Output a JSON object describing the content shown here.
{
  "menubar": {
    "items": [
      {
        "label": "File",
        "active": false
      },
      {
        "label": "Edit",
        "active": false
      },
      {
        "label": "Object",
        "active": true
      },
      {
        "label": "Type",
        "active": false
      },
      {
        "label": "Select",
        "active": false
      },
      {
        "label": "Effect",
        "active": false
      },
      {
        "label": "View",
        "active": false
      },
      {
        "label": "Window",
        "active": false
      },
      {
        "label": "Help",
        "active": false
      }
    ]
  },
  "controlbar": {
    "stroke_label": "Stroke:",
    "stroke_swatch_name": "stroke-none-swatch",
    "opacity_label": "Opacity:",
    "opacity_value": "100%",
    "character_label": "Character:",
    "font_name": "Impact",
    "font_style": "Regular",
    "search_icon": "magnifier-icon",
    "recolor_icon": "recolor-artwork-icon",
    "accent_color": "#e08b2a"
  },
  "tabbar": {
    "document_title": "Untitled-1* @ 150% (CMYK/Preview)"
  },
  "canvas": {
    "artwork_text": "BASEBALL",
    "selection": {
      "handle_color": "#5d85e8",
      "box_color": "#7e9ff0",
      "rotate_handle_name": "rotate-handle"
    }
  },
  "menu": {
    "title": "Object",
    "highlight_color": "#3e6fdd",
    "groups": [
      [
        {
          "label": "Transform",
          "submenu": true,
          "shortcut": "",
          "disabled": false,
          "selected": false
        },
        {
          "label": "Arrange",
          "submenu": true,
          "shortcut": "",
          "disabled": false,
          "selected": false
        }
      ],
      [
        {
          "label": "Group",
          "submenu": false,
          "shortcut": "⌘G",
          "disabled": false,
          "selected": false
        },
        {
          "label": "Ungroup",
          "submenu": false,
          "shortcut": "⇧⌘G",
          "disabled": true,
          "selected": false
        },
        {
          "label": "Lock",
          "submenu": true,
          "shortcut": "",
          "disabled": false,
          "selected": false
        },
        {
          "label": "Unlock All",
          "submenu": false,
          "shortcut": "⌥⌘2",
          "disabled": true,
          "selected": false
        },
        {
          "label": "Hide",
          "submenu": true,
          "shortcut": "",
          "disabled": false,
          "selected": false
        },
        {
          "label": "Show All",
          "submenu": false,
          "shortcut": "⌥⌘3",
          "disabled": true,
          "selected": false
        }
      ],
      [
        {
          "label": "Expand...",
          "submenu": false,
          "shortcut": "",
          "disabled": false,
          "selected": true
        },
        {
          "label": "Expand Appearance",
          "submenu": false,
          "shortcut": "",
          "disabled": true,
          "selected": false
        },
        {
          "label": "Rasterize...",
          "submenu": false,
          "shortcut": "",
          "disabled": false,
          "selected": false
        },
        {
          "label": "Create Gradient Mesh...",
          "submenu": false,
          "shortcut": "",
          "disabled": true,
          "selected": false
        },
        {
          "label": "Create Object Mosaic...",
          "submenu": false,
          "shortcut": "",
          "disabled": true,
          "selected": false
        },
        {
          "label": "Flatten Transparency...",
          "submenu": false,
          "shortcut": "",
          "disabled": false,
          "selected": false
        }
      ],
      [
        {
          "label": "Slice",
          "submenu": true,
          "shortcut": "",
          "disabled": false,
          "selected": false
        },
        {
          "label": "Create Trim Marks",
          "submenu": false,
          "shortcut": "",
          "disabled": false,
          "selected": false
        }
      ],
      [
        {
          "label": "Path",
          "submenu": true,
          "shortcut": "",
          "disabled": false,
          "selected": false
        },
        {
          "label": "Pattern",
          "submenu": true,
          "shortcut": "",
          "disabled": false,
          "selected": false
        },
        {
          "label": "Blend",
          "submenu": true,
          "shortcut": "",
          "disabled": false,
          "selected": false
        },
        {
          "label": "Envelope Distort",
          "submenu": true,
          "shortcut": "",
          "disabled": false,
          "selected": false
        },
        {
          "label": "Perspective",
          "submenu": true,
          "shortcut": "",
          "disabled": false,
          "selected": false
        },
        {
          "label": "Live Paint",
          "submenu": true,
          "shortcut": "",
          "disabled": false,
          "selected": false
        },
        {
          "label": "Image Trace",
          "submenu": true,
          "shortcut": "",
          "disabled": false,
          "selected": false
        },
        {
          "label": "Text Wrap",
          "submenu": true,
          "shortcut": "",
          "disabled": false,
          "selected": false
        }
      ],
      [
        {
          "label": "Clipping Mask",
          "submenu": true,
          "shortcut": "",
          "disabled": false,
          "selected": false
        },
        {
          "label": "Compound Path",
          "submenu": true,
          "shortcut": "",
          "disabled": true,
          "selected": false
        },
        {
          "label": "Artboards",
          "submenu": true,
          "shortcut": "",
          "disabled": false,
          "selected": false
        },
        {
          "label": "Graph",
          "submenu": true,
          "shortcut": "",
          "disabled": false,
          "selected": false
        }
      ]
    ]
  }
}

──────────

Say how many lines in this listing hold the string "Expand", giving the count and nothing more.

2